Saved entries:
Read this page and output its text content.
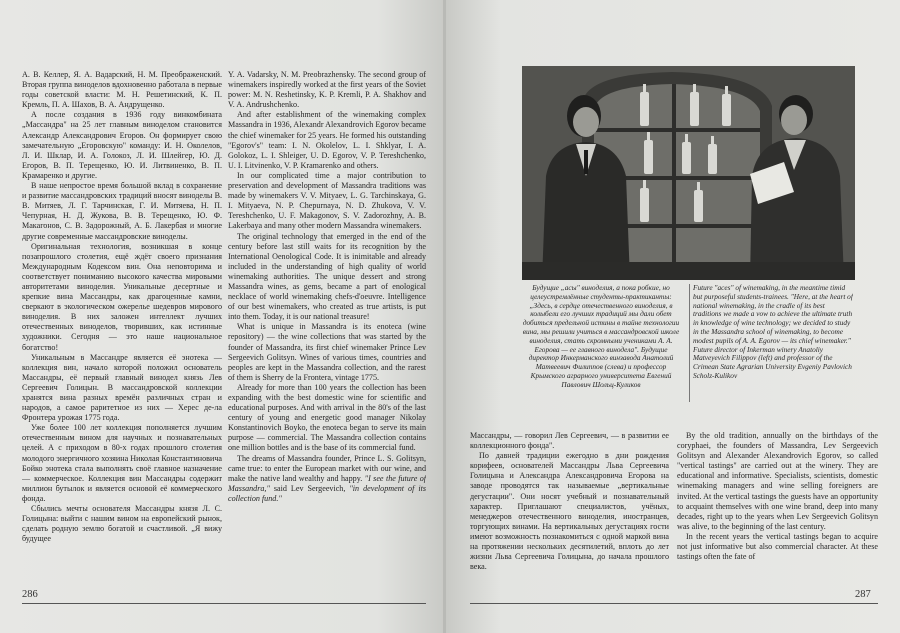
А. В. Келлер, Я. А. Вадарский, Н. М. Преображенский. Вторая группа виноделов вдохновенно работала в первые годы советской власти: М. Н. Решетинский, К. П. Кремль, П. А. Шахов, В. А. Андрущенко.

А после создания в 1936 году винкомбината „Массандра" на 25 лет главным виноделом становится Александр Александрович Егоров. Он формирует свою замечательную „Егоровскую" команду: И. Н. Околелов, Л. И. Шклар, И. А. Голокоз, Л. И. Шлейгер, Ю. Д. Егоров, В. П. Терещенко, Ю. И. Литвиненко, В. П. Крамаренко и другие.

В наше непростое время большой вклад в сохранение и развитие массандровских традиций вносят виноделы В. В. Митяев, Л. Г. Тарчинская, Г. И. Митяева, Н. П. Чепурная, Н. Д. Жукова, В. В. Терещенко, Ю. Ф. Макагонов, С. В. Задорожный, А. Б. Лакербая и многие другие современные массандровские виноделы.

Оригинальная технология, возникшая в конце позапрошлого столетия, ещё ждёт своего признания Международным Кодексом вин. Она неповторима и соответствует пониманию высокого качества мировыми авторитетами виноделия. Уникальные десертные и крепкие вина Массандры, как драгоценные камни, сверкают в экологическом ожерелье шедевров мирового виноделия. В них заложен интеллект лучших отечественных виноделов, творивших, как истинные художники. Сегодня — это наше национальное богатство!

Уникальным в Массандре является её энотека — коллекция вин, начало которой положил основатель Массандры, её первый главный винодел князь Лев Сергеевич Голицын. В массандровской коллекции хранятся вина разных времён различных стран и народов, а самое раритетное из них — Херес де-ла Фронтера урожая 1775 года.

Уже более 100 лет коллекция пополняется лучшим отечественным вином для научных и познавательных целей. А с приходом в 80-х годах прошлого столетия молодого энергичного хозяина Николая Константиновича Бойко энотека стала выполнять своё главное назначение — коммерческое. Коллекция вин Массандры содержит миллион бутылок и является основой её коммерческого фонда.

Сбылись мечты основателя Массандры князя Л. С. Голицына: выйти с нашим вином на европейский рынок, сделать родную землю богатой и счастливой. „Я вижу будущее

Y. A. Vadarsky, N. M. Preobrazhensky. The second group of winemakers inspiredly worked at the first years of the Soviet power: M. N. Reshetinsky, K. P. Kremli, P. A. Shakhov and V. A. Andrushchenko.

And after establishment of the winemaking complex Massandra in 1936, Alexandr Alexandrovich Egorov became the chief winemaker for 25 years. He formed his outstanding "Egorov's" team: I. N. Okolelov, L. I. Shklyar, I. A. Golokoz, L. I. Shleiger, U. D. Egorov, V. P. Tereshchenko, U. I. Litvinenko, V. P. Kramarenko and others.

In our complicated time a major contribution to preservation and development of Massandra traditions was made by winemakers V. V. Mityaev, L. G. Tarchinskaya, G. I. Mityaeva, N. P. Chepurnaya, N. D. Zhukova, V. V. Tereshchenko, U. F. Makagonov, S. V. Zadorozhny, A. B. Lakerbaya and many other modern Massandra winemakers.

The original technology that emerged in the end of the century before last still waits for its recognition by the International Oenological Code. It is inimitable and already included in the understanding of high quality of world winemaking authorities. The unique dessert and strong Massandra wines, as gems, became a part of enological necklace of world winemaking chefs-d'oeuvre. Intelligence of our best winemakers, who created as true artists, is put into them. Today, it is our national treasure!

What is unique in Massandra is its enoteca (wine repository) — the wine collections that was started by the founder of Massandra, its first chief winemaker Prince Lev Sergeevich Golitsyn. Wines of various times, countries and peoples are kept in the Massandra collection, and the rarest of them is Sherry de la Frontera, vintage 1775.

Already for more than 100 years the collection has been expanding with the best domestic wine for scientific and educational purposes. And with arrival in the 80's of the last century of young and energetic good manager Nikolay Konstantinovich Boyko, the enoteca began to serve its main purpose — commercial. The Massandra collection contains one million bottles and is the base of its commercial fund.

The dreams of Massandra founder, Prince L. S. Golitsyn, came true: to enter the European market with our wine, and make the native land wealthy and happy. "I see the future of Massandra," said Lev Sergeevich, "in development of its collection fund."

286
Будущие „асы" виноделия, а пока робкие, но целеустремлённые студенты-практиканты: „Здесь, в сердце отечественного виноделия, в колыбели его лучших традиций мы дали обет добиться предельной истины в тайне технологии вина, мы решили учиться в массандровской школе виноделия, стать скромными учениками А. А. Егорова — ее главного винодела". Будущие директор Инкерманского винзавода Анатолий Матвеевич Филиппов (слева) и профессор Крымского аграрного университета Евгений Павлович Шольц-Куликов
Future "aces" of winemaking, in the meantime timid but purposeful students-trainees. "Here, at the heart of national winemaking, in the cradle of its best traditions we made a vow to achieve the ultimate truth in knowledge of wine technology; we decided to study in the Massandra school of winemaking, to become modest pupils of A. A. Egorov — its chief winemaker." Future director of Inkerman winery Anatoliy Matveyevich Filippov (left) and professor of the Crimean State Agrarian University Evgeniy Pavlovich Scholz-Kulikov

Массандры, — говорил Лев Сергеевич, — в развитии ее коллекционного фонда".

По давней традиции ежегодно в дни рождения корифеев, основателей Массандры Льва Сергеевича Голицына и Александра Александровича Егорова на заводе проводятся так называемые „вертикальные дегустации". Они носят учебный и познавательный характер. Приглашают специалистов, учёных, менеджеров отечественного виноделия, иностранцев, торгующих винами. На вертикальных дегустациях гости имеют возможность познакомиться с одной маркой вина на протяжении нескольких десятилетий, вплоть до лет жизни Льва Сергеевича Голицына, до начала прошлого века.

By the old tradition, annually on the birthdays of the coryphaei, the founders of Massandra, Lev Sergeevich Golitsyn and Alexander Alexandrovich Egorov, so called "vertical tastings" are carried out at the winery. They are educational and informative. Specialists, scientists, domestic winemaking managers and wine selling foreigners are invited. At the vertical tastings the guests have an opportunity to acquaint themselves with one wine brand, deep into many decades, right up to the years when Lev Sergeevich Golitsyn was alive, to the beginning of the last century.

In the recent years the vertical tastings began to acquire not just informative but also commercial character. At these tastings often the fate of

287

• _WHAT YOU NEED TO DO_: Copy out every line of the listing that includes the string "другие".

• _THE ANSWER_:
А после создания в 1936 году винкомбината „Массандра" на 25 лет главным виноделом становится Александр Александрович Егоров. Он формирует свою замечательную „Егоровскую" команду: И. Н. Околелов, Л. И. Шклар, И. А. Голокоз, Л. И. Шлейгер, Ю. Д. Егоров, В. П. Терещенко, Ю. И. Литвиненко, В. П. Крамаренко и другие.
В наше непростое время большой вклад в сохранение и развитие массандровских традиций вносят виноделы В. В. Митяев, Л. Г. Тарчинская, Г. И. Митяева, Н. П. Чепурная, Н. Д. Жукова, В. В. Терещенко, Ю. Ф. Макагонов, С. В. Задорожный, А. Б. Лакербая и многие другие современные массандровские виноделы.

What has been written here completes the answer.